» Task description
Retype all the records with nothing changed.

» Exercise data

■ ■ ■ ■ ■

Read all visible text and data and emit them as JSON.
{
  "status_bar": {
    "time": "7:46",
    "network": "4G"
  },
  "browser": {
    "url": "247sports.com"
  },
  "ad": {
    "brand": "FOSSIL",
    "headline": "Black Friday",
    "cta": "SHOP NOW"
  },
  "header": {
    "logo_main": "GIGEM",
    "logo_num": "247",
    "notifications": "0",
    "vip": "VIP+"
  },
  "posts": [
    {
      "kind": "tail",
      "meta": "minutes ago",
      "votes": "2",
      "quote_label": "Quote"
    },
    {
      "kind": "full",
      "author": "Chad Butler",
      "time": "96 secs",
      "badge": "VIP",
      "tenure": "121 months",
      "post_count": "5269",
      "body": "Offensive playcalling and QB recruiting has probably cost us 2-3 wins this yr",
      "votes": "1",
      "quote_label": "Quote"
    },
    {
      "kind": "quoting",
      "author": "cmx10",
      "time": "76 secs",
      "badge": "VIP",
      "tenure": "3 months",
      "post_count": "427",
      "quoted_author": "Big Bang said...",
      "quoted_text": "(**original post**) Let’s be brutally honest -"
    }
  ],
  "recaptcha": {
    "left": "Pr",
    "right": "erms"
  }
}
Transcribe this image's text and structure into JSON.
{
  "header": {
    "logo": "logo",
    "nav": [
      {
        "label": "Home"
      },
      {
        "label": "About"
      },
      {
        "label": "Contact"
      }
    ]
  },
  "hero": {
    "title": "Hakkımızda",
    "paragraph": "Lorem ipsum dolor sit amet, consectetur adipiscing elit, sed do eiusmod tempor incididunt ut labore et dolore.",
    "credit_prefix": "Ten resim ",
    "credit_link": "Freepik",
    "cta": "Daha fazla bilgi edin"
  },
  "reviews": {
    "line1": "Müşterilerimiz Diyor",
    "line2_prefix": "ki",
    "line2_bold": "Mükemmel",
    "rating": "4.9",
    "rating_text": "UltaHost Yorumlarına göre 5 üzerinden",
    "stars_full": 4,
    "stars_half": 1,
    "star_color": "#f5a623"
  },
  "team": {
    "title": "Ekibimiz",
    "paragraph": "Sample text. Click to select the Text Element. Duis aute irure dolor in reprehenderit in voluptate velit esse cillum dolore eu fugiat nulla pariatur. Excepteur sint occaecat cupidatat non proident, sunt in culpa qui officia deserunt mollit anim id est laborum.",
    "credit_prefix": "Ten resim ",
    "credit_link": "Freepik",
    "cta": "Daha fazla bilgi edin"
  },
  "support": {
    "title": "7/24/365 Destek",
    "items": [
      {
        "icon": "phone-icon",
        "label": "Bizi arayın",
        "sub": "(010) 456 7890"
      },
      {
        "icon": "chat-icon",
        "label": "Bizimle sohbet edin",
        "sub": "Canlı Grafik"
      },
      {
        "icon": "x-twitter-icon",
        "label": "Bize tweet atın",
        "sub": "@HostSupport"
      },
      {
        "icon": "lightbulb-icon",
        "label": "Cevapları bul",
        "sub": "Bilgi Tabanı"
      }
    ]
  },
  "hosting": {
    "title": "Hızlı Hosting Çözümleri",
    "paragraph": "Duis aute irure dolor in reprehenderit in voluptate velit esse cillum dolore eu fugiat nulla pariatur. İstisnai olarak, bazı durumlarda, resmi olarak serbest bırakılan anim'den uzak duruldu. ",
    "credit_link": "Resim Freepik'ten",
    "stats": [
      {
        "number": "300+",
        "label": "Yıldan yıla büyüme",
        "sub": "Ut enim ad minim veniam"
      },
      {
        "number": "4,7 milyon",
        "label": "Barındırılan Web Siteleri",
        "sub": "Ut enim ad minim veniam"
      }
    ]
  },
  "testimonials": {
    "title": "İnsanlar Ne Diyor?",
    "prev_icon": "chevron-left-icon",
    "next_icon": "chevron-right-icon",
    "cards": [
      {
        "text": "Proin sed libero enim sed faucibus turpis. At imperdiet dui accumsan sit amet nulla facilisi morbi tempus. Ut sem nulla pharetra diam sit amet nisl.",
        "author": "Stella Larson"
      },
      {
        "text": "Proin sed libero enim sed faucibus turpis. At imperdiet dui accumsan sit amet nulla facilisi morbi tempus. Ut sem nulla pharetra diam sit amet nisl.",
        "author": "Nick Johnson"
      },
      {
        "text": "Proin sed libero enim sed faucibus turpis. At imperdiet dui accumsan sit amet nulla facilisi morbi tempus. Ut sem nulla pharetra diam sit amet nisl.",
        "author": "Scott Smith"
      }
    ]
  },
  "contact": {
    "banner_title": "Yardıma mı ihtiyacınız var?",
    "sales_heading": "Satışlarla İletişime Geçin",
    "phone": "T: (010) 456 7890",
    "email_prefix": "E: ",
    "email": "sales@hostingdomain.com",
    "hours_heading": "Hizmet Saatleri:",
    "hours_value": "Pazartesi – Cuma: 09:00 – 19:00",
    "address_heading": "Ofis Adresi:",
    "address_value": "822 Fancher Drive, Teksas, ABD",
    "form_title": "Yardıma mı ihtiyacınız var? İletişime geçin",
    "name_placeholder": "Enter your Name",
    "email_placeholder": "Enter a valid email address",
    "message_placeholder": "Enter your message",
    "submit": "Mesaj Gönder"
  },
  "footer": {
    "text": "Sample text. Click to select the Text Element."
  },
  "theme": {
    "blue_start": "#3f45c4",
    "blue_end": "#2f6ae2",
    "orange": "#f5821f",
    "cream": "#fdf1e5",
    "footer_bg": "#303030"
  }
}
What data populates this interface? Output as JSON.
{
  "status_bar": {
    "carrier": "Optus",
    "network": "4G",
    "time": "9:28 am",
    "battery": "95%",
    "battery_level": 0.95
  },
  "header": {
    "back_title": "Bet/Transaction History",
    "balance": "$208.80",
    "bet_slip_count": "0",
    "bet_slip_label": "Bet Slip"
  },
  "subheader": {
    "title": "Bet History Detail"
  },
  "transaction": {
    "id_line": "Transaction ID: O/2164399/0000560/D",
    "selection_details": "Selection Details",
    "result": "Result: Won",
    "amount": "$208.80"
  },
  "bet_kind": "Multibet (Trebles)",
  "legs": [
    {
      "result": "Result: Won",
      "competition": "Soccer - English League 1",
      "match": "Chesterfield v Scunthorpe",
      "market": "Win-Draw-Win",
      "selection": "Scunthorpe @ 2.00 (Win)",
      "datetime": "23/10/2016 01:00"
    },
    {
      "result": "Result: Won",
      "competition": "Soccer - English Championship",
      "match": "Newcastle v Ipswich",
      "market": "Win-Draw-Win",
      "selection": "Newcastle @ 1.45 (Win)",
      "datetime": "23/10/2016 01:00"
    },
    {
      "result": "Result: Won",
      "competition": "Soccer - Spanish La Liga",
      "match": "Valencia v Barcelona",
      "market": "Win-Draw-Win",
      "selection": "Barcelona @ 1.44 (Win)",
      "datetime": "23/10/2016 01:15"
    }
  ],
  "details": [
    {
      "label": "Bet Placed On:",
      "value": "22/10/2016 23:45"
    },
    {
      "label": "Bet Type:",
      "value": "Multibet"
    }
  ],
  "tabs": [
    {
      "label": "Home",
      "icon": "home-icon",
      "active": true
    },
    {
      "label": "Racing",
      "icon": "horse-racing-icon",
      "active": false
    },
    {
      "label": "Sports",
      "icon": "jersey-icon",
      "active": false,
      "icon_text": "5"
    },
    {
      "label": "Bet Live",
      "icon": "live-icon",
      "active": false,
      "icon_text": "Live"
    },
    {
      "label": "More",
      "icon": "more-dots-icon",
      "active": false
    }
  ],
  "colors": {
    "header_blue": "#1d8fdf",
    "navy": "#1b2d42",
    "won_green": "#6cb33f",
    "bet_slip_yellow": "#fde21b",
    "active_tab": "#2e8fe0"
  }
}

■ ■ ■ ■ ■

» Task response
Read all visible text and data and emit them as JSON.
{
  "status_bar": {
    "time": "7:46",
    "network": "4G"
  },
  "browser": {
    "url": "247sports.com"
  },
  "ad": {
    "brand": "FOSSIL",
    "headline": "Black Friday",
    "cta": "SHOP NOW"
  },
  "header": {
    "logo_main": "GIGEM",
    "logo_num": "247",
    "notifications": "0",
    "vip": "VIP+"
  },
  "posts": [
    {
      "kind": "tail",
      "meta": "minutes ago",
      "votes": "2",
      "quote_label": "Quote"
    },
    {
      "kind": "full",
      "author": "Chad Butler",
      "time": "96 secs",
      "badge": "VIP",
      "tenure": "121 months",
      "post_count": "5269",
      "body": "Offensive playcalling and QB recruiting has probably cost us 2-3 wins this yr",
      "votes": "1",
      "quote_label": "Quote"
    },
    {
      "kind": "quoting",
      "author": "cmx10",
      "time": "76 secs",
      "badge": "VIP",
      "tenure": "3 months",
      "post_count": "427",
      "quoted_author": "Big Bang said...",
      "quoted_text": "(**original post**) Let’s be brutally honest -"
    }
  ],
  "recaptcha": {
    "left": "Pr",
    "right": "erms"
  }
}
Transcribe this image's text and structure into JSON.
{
  "header": {
    "logo": "logo",
    "nav": [
      {
        "label": "Home"
      },
      {
        "label": "About"
      },
      {
        "label": "Contact"
      }
    ]
  },
  "hero": {
    "title": "Hakkımızda",
    "paragraph": "Lorem ipsum dolor sit amet, consectetur adipiscing elit, sed do eiusmod tempor incididunt ut labore et dolore.",
    "credit_prefix": "Ten resim ",
    "credit_link": "Freepik",
    "cta": "Daha fazla bilgi edin"
  },
  "reviews": {
    "line1": "Müşterilerimiz Diyor",
    "line2_prefix": "ki",
    "line2_bold": "Mükemmel",
    "rating": "4.9",
    "rating_text": "UltaHost Yorumlarına göre 5 üzerinden",
    "stars_full": 4,
    "stars_half": 1,
    "star_color": "#f5a623"
  },
  "team": {
    "title": "Ekibimiz",
    "paragraph": "Sample text. Click to select the Text Element. Duis aute irure dolor in reprehenderit in voluptate velit esse cillum dolore eu fugiat nulla pariatur. Excepteur sint occaecat cupidatat non proident, sunt in culpa qui officia deserunt mollit anim id est laborum.",
    "credit_prefix": "Ten resim ",
    "credit_link": "Freepik",
    "cta": "Daha fazla bilgi edin"
  },
  "support": {
    "title": "7/24/365 Destek",
    "items": [
      {
        "icon": "phone-icon",
        "label": "Bizi arayın",
        "sub": "(010) 456 7890"
      },
      {
        "icon": "chat-icon",
        "label": "Bizimle sohbet edin",
        "sub": "Canlı Grafik"
      },
      {
        "icon": "x-twitter-icon",
        "label": "Bize tweet atın",
        "sub": "@HostSupport"
      },
      {
        "icon": "lightbulb-icon",
        "label": "Cevapları bul",
        "sub": "Bilgi Tabanı"
      }
    ]
  },
  "hosting": {
    "title": "Hızlı Hosting Çözümleri",
    "paragraph": "Duis aute irure dolor in reprehenderit in voluptate velit esse cillum dolore eu fugiat nulla pariatur. İstisnai olarak, bazı durumlarda, resmi olarak serbest bırakılan anim'den uzak duruldu. ",
    "credit_link": "Resim Freepik'ten",
    "stats": [
      {
        "number": "300+",
        "label": "Yıldan yıla büyüme",
        "sub": "Ut enim ad minim veniam"
      },
      {
        "number": "4,7 milyon",
        "label": "Barındırılan Web Siteleri",
        "sub": "Ut enim ad minim veniam"
      }
    ]
  },
  "testimonials": {
    "title": "İnsanlar Ne Diyor?",
    "prev_icon": "chevron-left-icon",
    "next_icon": "chevron-right-icon",
    "cards": [
      {
        "text": "Proin sed libero enim sed faucibus turpis. At imperdiet dui accumsan sit amet nulla facilisi morbi tempus. Ut sem nulla pharetra diam sit amet nisl.",
        "author": "Stella Larson"
      },
      {
        "text": "Proin sed libero enim sed faucibus turpis. At imperdiet dui accumsan sit amet nulla facilisi morbi tempus. Ut sem nulla pharetra diam sit amet nisl.",
        "author": "Nick Johnson"
      },
      {
        "text": "Proin sed libero enim sed faucibus turpis. At imperdiet dui accumsan sit amet nulla facilisi morbi tempus. Ut sem nulla pharetra diam sit amet nisl.",
        "author": "Scott Smith"
      }
    ]
  },
  "contact": {
    "banner_title": "Yardıma mı ihtiyacınız var?",
    "sales_heading": "Satışlarla İletişime Geçin",
    "phone": "T: (010) 456 7890",
    "email_prefix": "E: ",
    "email": "sales@hostingdomain.com",
    "hours_heading": "Hizmet Saatleri:",
    "hours_value": "Pazartesi – Cuma: 09:00 – 19:00",
    "address_heading": "Ofis Adresi:",
    "address_value": "822 Fancher Drive, Teksas, ABD",
    "form_title": "Yardıma mı ihtiyacınız var? İletişime geçin",
    "name_placeholder": "Enter your Name",
    "email_placeholder": "Enter a valid email address",
    "message_placeholder": "Enter your message",
    "submit": "Mesaj Gönder"
  },
  "footer": {
    "text": "Sample text. Click to select the Text Element."
  },
  "theme": {
    "blue_start": "#3f45c4",
    "blue_end": "#2f6ae2",
    "orange": "#f5821f",
    "cream": "#fdf1e5",
    "footer_bg": "#303030"
  }
}
What data populates this interface? Output as JSON.
{
  "status_bar": {
    "carrier": "Optus",
    "network": "4G",
    "time": "9:28 am",
    "battery": "95%",
    "battery_level": 0.95
  },
  "header": {
    "back_title": "Bet/Transaction History",
    "balance": "$208.80",
    "bet_slip_count": "0",
    "bet_slip_label": "Bet Slip"
  },
  "subheader": {
    "title": "Bet History Detail"
  },
  "transaction": {
    "id_line": "Transaction ID: O/2164399/0000560/D",
    "selection_details": "Selection Details",
    "result": "Result: Won",
    "amount": "$208.80"
  },
  "bet_kind": "Multibet (Trebles)",
  "legs": [
    {
      "result": "Result: Won",
      "competition": "Soccer - English League 1",
      "match": "Chesterfield v Scunthorpe",
      "market": "Win-Draw-Win",
      "selection": "Scunthorpe @ 2.00 (Win)",
      "datetime": "23/10/2016 01:00"
    },
    {
      "result": "Result: Won",
      "competition": "Soccer - English Championship",
      "match": "Newcastle v Ipswich",
      "market": "Win-Draw-Win",
      "selection": "Newcastle @ 1.45 (Win)",
      "datetime": "23/10/2016 01:00"
    },
    {
      "result": "Result: Won",
      "competition": "Soccer - Spanish La Liga",
      "match": "Valencia v Barcelona",
      "market": "Win-Draw-Win",
      "selection": "Barcelona @ 1.44 (Win)",
      "datetime": "23/10/2016 01:15"
    }
  ],
  "details": [
    {
      "label": "Bet Placed On:",
      "value": "22/10/2016 23:45"
    },
    {
      "label": "Bet Type:",
      "value": "Multibet"
    }
  ],
  "tabs": [
    {
      "label": "Home",
      "icon": "home-icon",
      "active": true
    },
    {
      "label": "Racing",
      "icon": "horse-racing-icon",
      "active": false
    },
    {
      "label": "Sports",
      "icon": "jersey-icon",
      "active": false,
      "icon_text": "5"
    },
    {
      "label": "Bet Live",
      "icon": "live-icon",
      "active": false,
      "icon_text": "Live"
    },
    {
      "label": "More",
      "icon": "more-dots-icon",
      "active": false
    }
  ],
  "colors": {
    "header_blue": "#1d8fdf",
    "navy": "#1b2d42",
    "won_green": "#6cb33f",
    "bet_slip_yellow": "#fde21b",
    "active_tab": "#2e8fe0"
  }
}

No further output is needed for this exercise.